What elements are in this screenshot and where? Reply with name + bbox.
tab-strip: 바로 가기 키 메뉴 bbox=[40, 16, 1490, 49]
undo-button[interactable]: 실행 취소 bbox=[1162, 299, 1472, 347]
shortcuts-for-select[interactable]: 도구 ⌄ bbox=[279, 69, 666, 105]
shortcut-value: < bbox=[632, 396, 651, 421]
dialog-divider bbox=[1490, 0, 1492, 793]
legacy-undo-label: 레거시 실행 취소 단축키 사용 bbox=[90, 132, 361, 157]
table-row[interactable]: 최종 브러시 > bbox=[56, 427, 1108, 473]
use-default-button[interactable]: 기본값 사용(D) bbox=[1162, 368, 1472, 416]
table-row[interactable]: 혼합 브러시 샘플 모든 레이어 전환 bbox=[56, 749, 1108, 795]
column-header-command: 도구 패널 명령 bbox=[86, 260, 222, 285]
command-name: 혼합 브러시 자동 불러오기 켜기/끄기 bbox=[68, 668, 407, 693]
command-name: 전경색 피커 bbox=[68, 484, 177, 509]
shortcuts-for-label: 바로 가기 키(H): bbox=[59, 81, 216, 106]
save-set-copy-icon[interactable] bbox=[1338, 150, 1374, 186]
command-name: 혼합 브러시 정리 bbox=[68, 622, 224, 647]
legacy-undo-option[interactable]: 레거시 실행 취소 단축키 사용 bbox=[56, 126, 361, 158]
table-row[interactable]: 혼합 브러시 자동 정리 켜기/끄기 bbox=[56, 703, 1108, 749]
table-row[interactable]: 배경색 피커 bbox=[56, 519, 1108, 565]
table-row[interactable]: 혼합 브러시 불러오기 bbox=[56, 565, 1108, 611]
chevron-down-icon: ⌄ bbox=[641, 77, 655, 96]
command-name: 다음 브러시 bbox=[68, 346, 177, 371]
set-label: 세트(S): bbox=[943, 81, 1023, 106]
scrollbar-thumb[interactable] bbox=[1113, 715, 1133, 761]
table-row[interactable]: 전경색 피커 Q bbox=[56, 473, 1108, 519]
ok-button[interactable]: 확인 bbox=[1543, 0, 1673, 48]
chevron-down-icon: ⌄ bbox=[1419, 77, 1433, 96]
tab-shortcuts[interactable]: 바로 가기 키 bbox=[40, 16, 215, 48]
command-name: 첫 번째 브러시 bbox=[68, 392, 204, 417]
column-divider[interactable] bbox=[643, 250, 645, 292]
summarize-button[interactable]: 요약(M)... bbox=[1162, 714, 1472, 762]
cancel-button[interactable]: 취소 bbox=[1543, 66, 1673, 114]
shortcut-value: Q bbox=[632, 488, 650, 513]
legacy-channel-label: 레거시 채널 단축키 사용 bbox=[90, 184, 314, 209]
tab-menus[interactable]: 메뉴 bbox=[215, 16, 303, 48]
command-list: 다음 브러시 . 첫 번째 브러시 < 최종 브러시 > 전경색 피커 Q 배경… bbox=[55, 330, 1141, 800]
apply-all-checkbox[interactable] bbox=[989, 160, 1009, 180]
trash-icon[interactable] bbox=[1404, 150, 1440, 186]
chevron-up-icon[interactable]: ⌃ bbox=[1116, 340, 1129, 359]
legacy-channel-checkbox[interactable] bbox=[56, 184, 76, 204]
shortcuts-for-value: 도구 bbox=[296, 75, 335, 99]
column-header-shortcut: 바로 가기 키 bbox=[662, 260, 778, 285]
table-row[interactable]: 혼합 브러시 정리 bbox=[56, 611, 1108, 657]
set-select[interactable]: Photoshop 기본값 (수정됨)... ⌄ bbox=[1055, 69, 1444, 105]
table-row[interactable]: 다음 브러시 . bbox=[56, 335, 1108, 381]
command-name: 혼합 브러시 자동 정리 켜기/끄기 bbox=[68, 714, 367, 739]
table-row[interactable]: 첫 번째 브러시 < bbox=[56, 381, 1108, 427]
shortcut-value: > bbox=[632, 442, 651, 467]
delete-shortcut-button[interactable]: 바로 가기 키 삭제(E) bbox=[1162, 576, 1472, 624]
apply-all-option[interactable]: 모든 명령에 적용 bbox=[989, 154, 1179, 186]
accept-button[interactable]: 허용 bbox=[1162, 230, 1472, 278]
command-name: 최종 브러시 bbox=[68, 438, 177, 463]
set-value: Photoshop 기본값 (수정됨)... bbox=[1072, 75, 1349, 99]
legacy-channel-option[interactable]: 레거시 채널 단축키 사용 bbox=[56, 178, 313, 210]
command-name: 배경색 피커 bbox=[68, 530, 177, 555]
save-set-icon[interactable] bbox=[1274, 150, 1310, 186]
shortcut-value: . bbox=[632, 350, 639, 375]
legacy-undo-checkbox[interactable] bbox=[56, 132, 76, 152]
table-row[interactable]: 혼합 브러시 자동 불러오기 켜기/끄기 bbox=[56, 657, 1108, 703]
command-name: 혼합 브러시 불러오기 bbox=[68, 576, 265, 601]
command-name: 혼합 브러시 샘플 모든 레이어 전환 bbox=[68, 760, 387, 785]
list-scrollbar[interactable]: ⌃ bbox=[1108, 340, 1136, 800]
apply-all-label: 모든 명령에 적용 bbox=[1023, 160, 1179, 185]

^^^^^^^^^^^^^^^^

OBJECTIVE:
Rewrite the lines above, changing every "table-row" to "list-row" and leaving everything else as it is.

OUTPUT FOR THIS TASK:
What elements are in this screenshot and where? Reply with name + bbox.
tab-strip: 바로 가기 키 메뉴 bbox=[40, 16, 1490, 49]
undo-button[interactable]: 실행 취소 bbox=[1162, 299, 1472, 347]
shortcuts-for-select[interactable]: 도구 ⌄ bbox=[279, 69, 666, 105]
shortcut-value: < bbox=[632, 396, 651, 421]
dialog-divider bbox=[1490, 0, 1492, 793]
legacy-undo-label: 레거시 실행 취소 단축키 사용 bbox=[90, 132, 361, 157]
list-row[interactable]: 최종 브러시 > bbox=[56, 427, 1108, 473]
use-default-button[interactable]: 기본값 사용(D) bbox=[1162, 368, 1472, 416]
list-row[interactable]: 혼합 브러시 샘플 모든 레이어 전환 bbox=[56, 749, 1108, 795]
column-header-command: 도구 패널 명령 bbox=[86, 260, 222, 285]
command-name: 혼합 브러시 자동 불러오기 켜기/끄기 bbox=[68, 668, 407, 693]
command-name: 전경색 피커 bbox=[68, 484, 177, 509]
shortcuts-for-label: 바로 가기 키(H): bbox=[59, 81, 216, 106]
save-set-copy-icon[interactable] bbox=[1338, 150, 1374, 186]
command-name: 혼합 브러시 정리 bbox=[68, 622, 224, 647]
legacy-undo-option[interactable]: 레거시 실행 취소 단축키 사용 bbox=[56, 126, 361, 158]
list-row[interactable]: 혼합 브러시 자동 정리 켜기/끄기 bbox=[56, 703, 1108, 749]
list-row[interactable]: 배경색 피커 bbox=[56, 519, 1108, 565]
list-row[interactable]: 혼합 브러시 불러오기 bbox=[56, 565, 1108, 611]
chevron-down-icon: ⌄ bbox=[641, 77, 655, 96]
command-name: 다음 브러시 bbox=[68, 346, 177, 371]
set-label: 세트(S): bbox=[943, 81, 1023, 106]
scrollbar-thumb[interactable] bbox=[1113, 715, 1133, 761]
list-row[interactable]: 전경색 피커 Q bbox=[56, 473, 1108, 519]
ok-button[interactable]: 확인 bbox=[1543, 0, 1673, 48]
chevron-down-icon: ⌄ bbox=[1419, 77, 1433, 96]
tab-shortcuts[interactable]: 바로 가기 키 bbox=[40, 16, 215, 48]
command-name: 첫 번째 브러시 bbox=[68, 392, 204, 417]
column-divider[interactable] bbox=[643, 250, 645, 292]
summarize-button[interactable]: 요약(M)... bbox=[1162, 714, 1472, 762]
cancel-button[interactable]: 취소 bbox=[1543, 66, 1673, 114]
shortcut-value: Q bbox=[632, 488, 650, 513]
legacy-channel-label: 레거시 채널 단축키 사용 bbox=[90, 184, 314, 209]
tab-menus[interactable]: 메뉴 bbox=[215, 16, 303, 48]
command-list: 다음 브러시 . 첫 번째 브러시 < 최종 브러시 > 전경색 피커 Q 배경… bbox=[55, 330, 1141, 800]
apply-all-checkbox[interactable] bbox=[989, 160, 1009, 180]
trash-icon[interactable] bbox=[1404, 150, 1440, 186]
chevron-up-icon[interactable]: ⌃ bbox=[1116, 340, 1129, 359]
legacy-channel-checkbox[interactable] bbox=[56, 184, 76, 204]
shortcuts-for-value: 도구 bbox=[296, 75, 335, 99]
column-header-shortcut: 바로 가기 키 bbox=[662, 260, 778, 285]
list-row[interactable]: 혼합 브러시 정리 bbox=[56, 611, 1108, 657]
set-select[interactable]: Photoshop 기본값 (수정됨)... ⌄ bbox=[1055, 69, 1444, 105]
list-row[interactable]: 다음 브러시 . bbox=[56, 335, 1108, 381]
command-name: 혼합 브러시 자동 정리 켜기/끄기 bbox=[68, 714, 367, 739]
list-row[interactable]: 첫 번째 브러시 < bbox=[56, 381, 1108, 427]
shortcut-value: > bbox=[632, 442, 651, 467]
delete-shortcut-button[interactable]: 바로 가기 키 삭제(E) bbox=[1162, 576, 1472, 624]
apply-all-option[interactable]: 모든 명령에 적용 bbox=[989, 154, 1179, 186]
accept-button[interactable]: 허용 bbox=[1162, 230, 1472, 278]
command-name: 최종 브러시 bbox=[68, 438, 177, 463]
set-value: Photoshop 기본값 (수정됨)... bbox=[1072, 75, 1349, 99]
legacy-channel-option[interactable]: 레거시 채널 단축키 사용 bbox=[56, 178, 313, 210]
command-name: 배경색 피커 bbox=[68, 530, 177, 555]
save-set-icon[interactable] bbox=[1274, 150, 1310, 186]
shortcut-value: . bbox=[632, 350, 639, 375]
legacy-undo-checkbox[interactable] bbox=[56, 132, 76, 152]
list-row[interactable]: 혼합 브러시 자동 불러오기 켜기/끄기 bbox=[56, 657, 1108, 703]
command-name: 혼합 브러시 불러오기 bbox=[68, 576, 265, 601]
command-name: 혼합 브러시 샘플 모든 레이어 전환 bbox=[68, 760, 387, 785]
list-scrollbar[interactable]: ⌃ bbox=[1108, 340, 1136, 800]
apply-all-label: 모든 명령에 적용 bbox=[1023, 160, 1179, 185]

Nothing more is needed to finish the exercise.